#### [STATED GOAL]
From the listing below, select every line where the word "majd" appears.

#### [DATA EXTRACT]
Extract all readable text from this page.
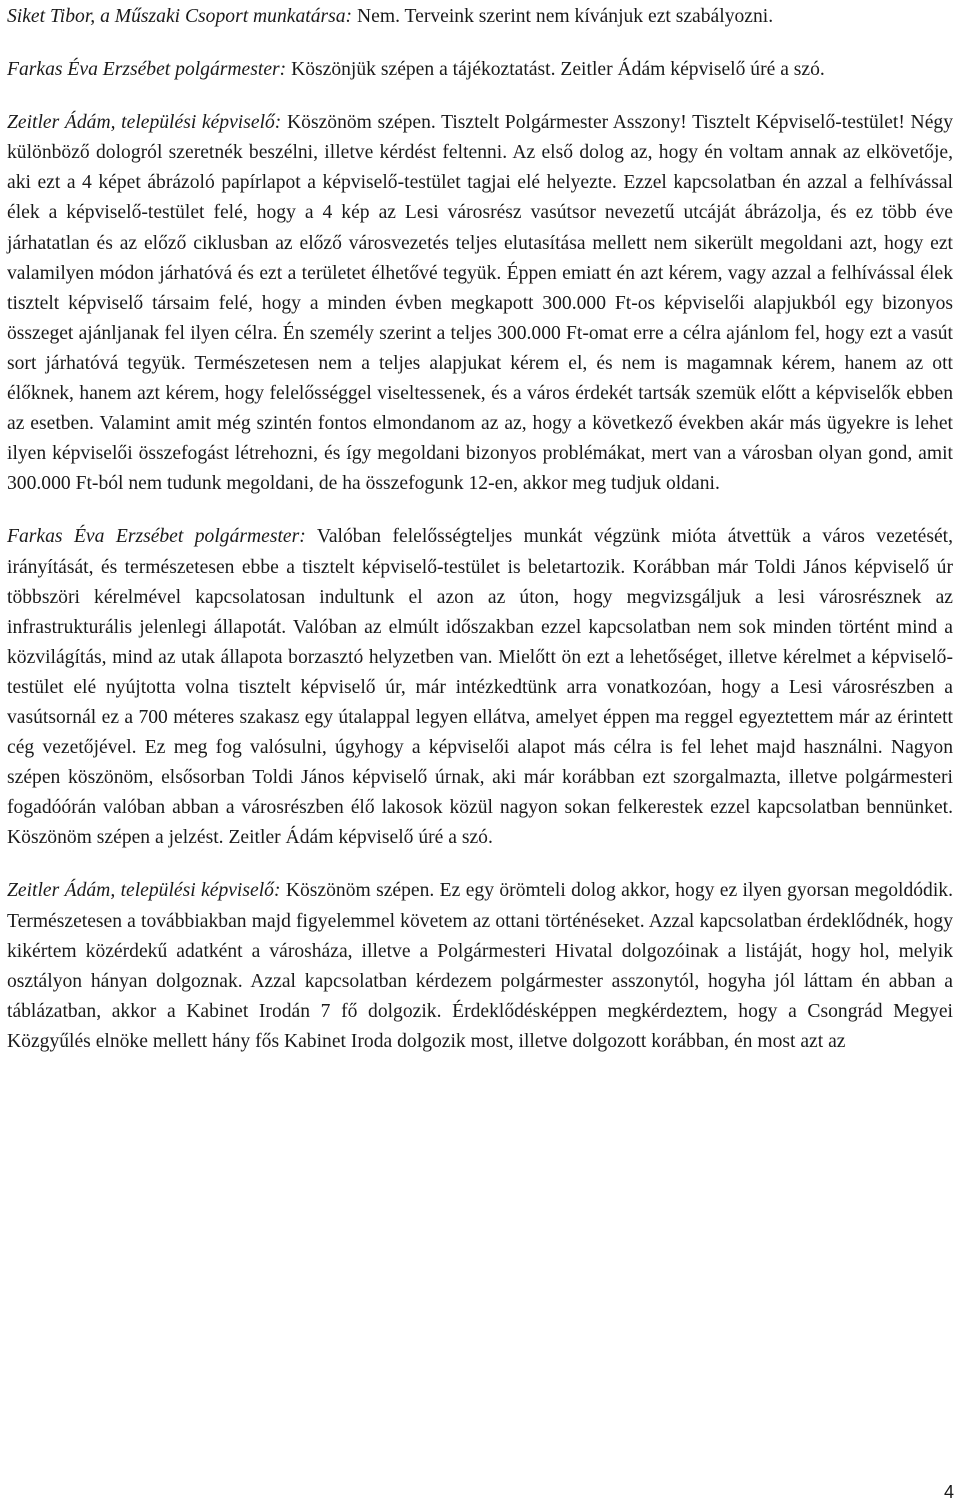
Siket Tibor, a Műszaki Csoport munkatársa: Nem. Terveink szerint nem kívánjuk ezt szabályozni.

Farkas Éva Erzsébet polgármester: Köszönjük szépen a tájékoztatást. Zeitler Ádám képviselő úré a szó.

Zeitler Ádám, települési képviselő: Köszönöm szépen. Tisztelt Polgármester Asszony! Tisztelt Képviselő-testület! Négy különböző dologról szeretnék beszélni, illetve kérdést feltenni. Az első dolog az, hogy én voltam annak az elkövetője, aki ezt a 4 képet ábrázoló papírlapot a képviselő-testület tagjai elé helyezte. Ezzel kapcsolatban én azzal a felhívással élek a képviselő-testület felé, hogy a 4 kép az Lesi városrész vasútsor nevezetű utcáját ábrázolja, és ez több éve járhatatlan és az előző ciklusban az előző városvezetés teljes elutasítása mellett nem sikerült megoldani azt, hogy ezt valamilyen módon járhatóvá és ezt a területet élhetővé tegyük. Éppen emiatt én azt kérem, vagy azzal a felhívással élek tisztelt képviselő társaim felé, hogy a minden évben megkapott 300.000 Ft-os képviselői alapjukból egy bizonyos összeget ajánljanak fel ilyen célra. Én személy szerint a teljes 300.000 Ft-omat erre a célra ajánlom fel, hogy ezt a vasút sort járhatóvá tegyük. Természetesen nem a teljes alapjukat kérem el, és nem is magamnak kérem, hanem az ott élőknek, hanem azt kérem, hogy felelősséggel viseltessenek, és a város érdekét tartsák szemük előtt a képviselők ebben az esetben. Valamint amit még szintén fontos elmondanom az az, hogy a következő években akár más ügyekre is lehet ilyen képviselői összefogást létrehozni, és így megoldani bizonyos problémákat, mert van a városban olyan gond, amit 300.000 Ft-ból nem tudunk megoldani, de ha összefogunk 12-en, akkor meg tudjuk oldani.

Farkas Éva Erzsébet polgármester: Valóban felelősségteljes munkát végzünk mióta átvettük a város vezetését, irányítását, és természetesen ebbe a tisztelt képviselő-testület is beletartozik. Korábban már Toldi János képviselő úr többszöri kérelmével kapcsolatosan indultunk el azon az úton, hogy megvizsgáljuk a lesi városrésznek az infrastrukturális jelenlegi állapotát. Valóban az elmúlt időszakban ezzel kapcsolatban nem sok minden történt mind a közvilágítás, mind az utak állapota borzasztó helyzetben van. Mielőtt ön ezt a lehetőséget, illetve kérelmet a képviselő-testület elé nyújtotta volna tisztelt képviselő úr, már intézkedtünk arra vonatkozóan, hogy a Lesi városrészben a vasútsornál ez a 700 méteres szakasz egy útalappal legyen ellátva, amelyet éppen ma reggel egyeztettem már az érintett cég vezetőjével. Ez meg fog valósulni, úgyhogy a képviselői alapot más célra is fel lehet majd használni. Nagyon szépen köszönöm, elsősorban Toldi János képviselő úrnak, aki már korábban ezt szorgalmazta, illetve polgármesteri fogadóórán valóban abban a városrészben élő lakosok közül nagyon sokan felkerestek ezzel kapcsolatban bennünket. Köszönöm szépen a jelzést. Zeitler Ádám képviselő úré a szó.

Zeitler Ádám, települési képviselő: Köszönöm szépen. Ez egy örömteli dolog akkor, hogy ez ilyen gyorsan megoldódik. Természetesen a továbbiakban majd figyelemmel követem az ottani történéseket. Azzal kapcsolatban érdeklődnék, hogy kikértem közérdekű adatként a városháza, illetve a Polgármesteri Hivatal dolgozóinak a listáját, hogy hol, melyik osztályon hányan dolgoznak. Azzal kapcsolatban kérdezem polgármester asszonytól, hogyha jól láttam én abban a táblázatban, akkor a Kabinet Irodán 7 fő dolgozik. Érdeklődésképpen megkérdeztem, hogy a Csongrád Megyei Közgyűlés elnöke mellett hány fős Kabinet Iroda dolgozik most, illetve dolgozott korábban, én most azt az

4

#### [COMPLETED TASK]
Farkas Éva Erzsébet polgármester: Valóban felelősségteljes munkát végzünk mióta átvettük a város vezetését, irányítását, és természetesen ebbe a tisztelt képviselő-testület is beletartozik. Korábban már Toldi János képviselő úr többszöri kérelmével kapcsolatosan indultunk el azon az úton, hogy megvizsgáljuk a lesi városrésznek az infrastrukturális jelenlegi állapotát. Valóban az elmúlt időszakban ezzel kapcsolatban nem sok minden történt mind a közvilágítás, mind az utak állapota borzasztó helyzetben van. Mielőtt ön ezt a lehetőséget, illetve kérelmet a képviselő-testület elé nyújtotta volna tisztelt képviselő úr, már intézkedtünk arra vonatkozóan, hogy a Lesi városrészben a vasútsornál ez a 700 méteres szakasz egy útalappal legyen ellátva, amelyet éppen ma reggel egyeztettem már az érintett cég vezetőjével. Ez meg fog valósulni, úgyhogy a képviselői alapot más célra is fel lehet majd használni. Nagyon szépen köszönöm, elsősorban Toldi János képviselő úrnak, aki már korábban ezt szorgalmazta, illetve polgármesteri fogadóórán valóban abban a városrészben élő lakosok közül nagyon sokan felkerestek ezzel kapcsolatban bennünket. Köszönöm szépen a jelzést. Zeitler Ádám képviselő úré a szó.
Zeitler Ádám, települési képviselő: Köszönöm szépen. Ez egy örömteli dolog akkor, hogy ez ilyen gyorsan megoldódik. Természetesen a továbbiakban majd figyelemmel követem az ottani történéseket. Azzal kapcsolatban érdeklődnék, hogy kikértem közérdekű adatként a városháza, illetve a Polgármesteri Hivatal dolgozóinak a listáját, hogy hol, melyik osztályon hányan dolgoznak. Azzal kapcsolatban kérdezem polgármester asszonytól, hogyha jól láttam én abban a táblázatban, akkor a Kabinet Irodán 7 fő dolgozik. Érdeklődésképpen megkérdeztem, hogy a Csongrád Megyei Közgyűlés elnöke mellett hány fős Kabinet Iroda dolgozik most, illetve dolgozott korábban, én most azt az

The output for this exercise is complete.